→ **Exercise objective**: Retype word for word the lines of the items from the one that contains "edges-top-edge-0 [664,129,805,258]" through the end of the items, both included.

→ **Data supplied**:
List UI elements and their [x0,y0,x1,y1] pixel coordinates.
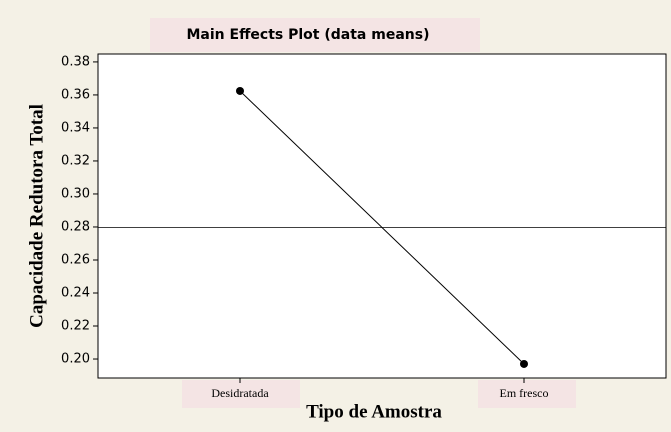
x-tick-label: Em fresco [500,386,549,400]
y-tick-label: 0.30 [61,186,90,201]
y-tick-label: 0.26 [61,252,90,267]
y-tick-label: 0.22 [61,319,90,334]
y-tick-label: 0.38 [61,54,90,69]
y-tick-label: 0.32 [61,153,90,168]
title-patch [150,18,480,52]
plot-area [97,53,667,379]
x-tick-label: Desidratada [211,386,269,400]
y-tick-label: 0.24 [61,285,90,300]
chart-title: Main Effects Plot (data means) [187,27,430,43]
point [236,86,244,95]
label-patch [478,380,576,408]
label-patch [182,380,300,408]
x-axis-label: Tipo de Amostra [306,401,442,422]
y-tick-label: 0.34 [61,120,90,135]
y-tick-label: 0.20 [61,352,90,367]
series-line [239,90,525,365]
y-axis-label: Capacidade Redutora Total [26,104,47,328]
y-tick-label: 0.28 [61,219,90,234]
point [520,359,528,368]
y-tick-label: 0.36 [61,87,90,102]
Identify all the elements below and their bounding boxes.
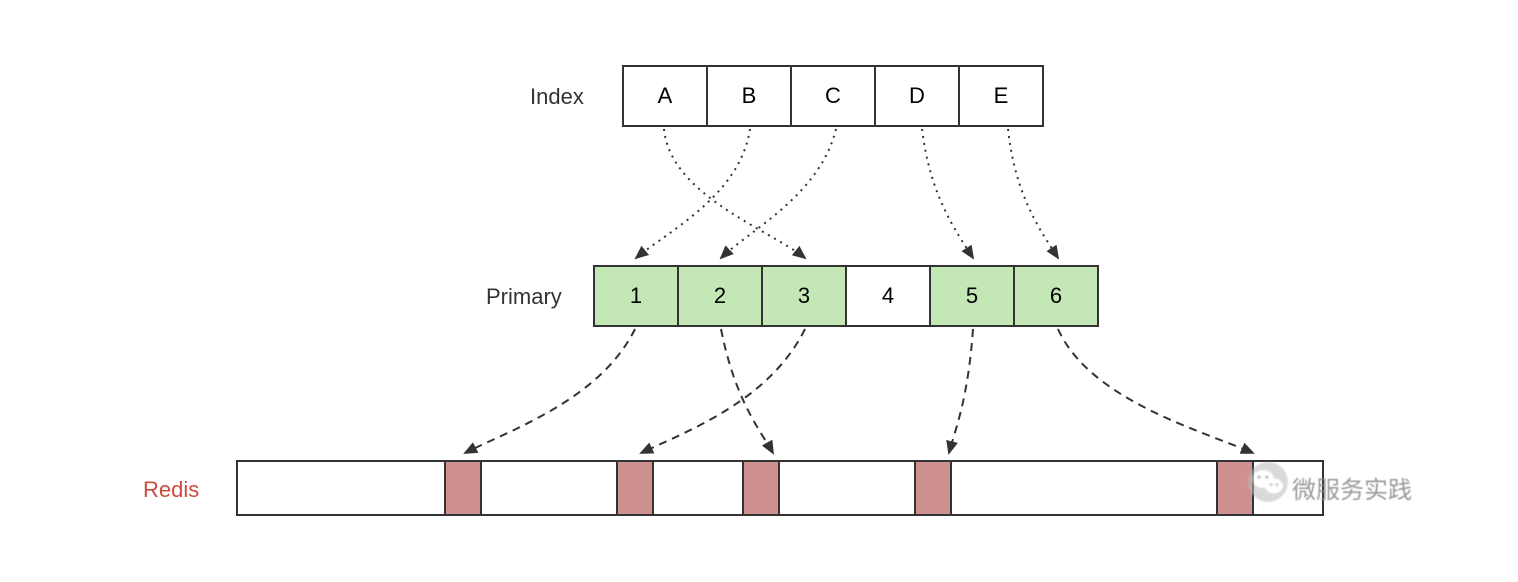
edges-top-edge-0 [664,129,805,258]
redis-segment-4 [652,460,744,516]
redis-segment-3 [616,460,654,516]
edges-bottom-edge-4 [1058,329,1253,453]
redis-segment-6 [778,460,916,516]
redis-segment-1 [444,460,482,516]
edges-bottom-edge-2 [641,329,805,453]
primary-cell-3: 3 [761,265,847,327]
edges-top-edge-1 [636,129,750,258]
index-cell-A: A [622,65,708,127]
redis-segment-0 [236,460,446,516]
index-row: ABCDE [622,65,1044,127]
redis-segment-8 [950,460,1218,516]
index-cell-D: D [874,65,960,127]
redis-segment-5 [742,460,780,516]
edges-top-edge-3 [922,129,973,258]
wechat-icon [1246,460,1290,504]
edges-top-edge-4 [1008,129,1058,258]
primary-cell-6: 6 [1013,265,1099,327]
edges-top-edge-2 [721,129,836,258]
redis-segment-7 [914,460,952,516]
primary-row: 123456 [593,265,1099,327]
redis-bar [236,460,1324,516]
label-primary: Primary [486,284,562,310]
primary-cell-1: 1 [593,265,679,327]
primary-cell-4: 4 [845,265,931,327]
primary-cell-2: 2 [677,265,763,327]
redis-segment-2 [480,460,618,516]
edges-bottom-edge-3 [949,329,973,453]
index-cell-B: B [706,65,792,127]
label-index: Index [530,84,584,110]
watermark-text: 微服务实践 [1292,470,1412,505]
index-cell-E: E [958,65,1044,127]
index-cell-C: C [790,65,876,127]
primary-cell-5: 5 [929,265,1015,327]
edges-bottom-edge-1 [721,329,773,453]
edges-bottom-edge-0 [465,329,635,453]
label-redis: Redis [143,477,199,503]
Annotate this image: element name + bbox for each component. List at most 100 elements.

→ **Problem solution**:
edges-top-edge-0 [664,129,805,258]
redis-segment-4 [652,460,744,516]
redis-segment-3 [616,460,654,516]
edges-bottom-edge-4 [1058,329,1253,453]
redis-segment-6 [778,460,916,516]
redis-segment-1 [444,460,482,516]
edges-bottom-edge-2 [641,329,805,453]
primary-cell-3: 3 [761,265,847,327]
edges-top-edge-1 [636,129,750,258]
index-cell-A: A [622,65,708,127]
redis-segment-0 [236,460,446,516]
index-row: ABCDE [622,65,1044,127]
redis-segment-8 [950,460,1218,516]
index-cell-D: D [874,65,960,127]
redis-segment-5 [742,460,780,516]
edges-top-edge-3 [922,129,973,258]
wechat-icon [1246,460,1290,504]
edges-top-edge-4 [1008,129,1058,258]
primary-cell-6: 6 [1013,265,1099,327]
edges-top-edge-2 [721,129,836,258]
redis-segment-7 [914,460,952,516]
primary-row: 123456 [593,265,1099,327]
redis-bar [236,460,1324,516]
label-primary: Primary [486,284,562,310]
primary-cell-1: 1 [593,265,679,327]
primary-cell-4: 4 [845,265,931,327]
primary-cell-2: 2 [677,265,763,327]
redis-segment-2 [480,460,618,516]
edges-bottom-edge-3 [949,329,973,453]
index-cell-B: B [706,65,792,127]
label-index: Index [530,84,584,110]
watermark-text: 微服务实践 [1292,470,1412,505]
index-cell-E: E [958,65,1044,127]
index-cell-C: C [790,65,876,127]
primary-cell-5: 5 [929,265,1015,327]
edges-bottom-edge-1 [721,329,773,453]
edges-bottom-edge-0 [465,329,635,453]
label-redis: Redis [143,477,199,503]
Annotate this image: element name + bbox for each component. List at most 100 elements.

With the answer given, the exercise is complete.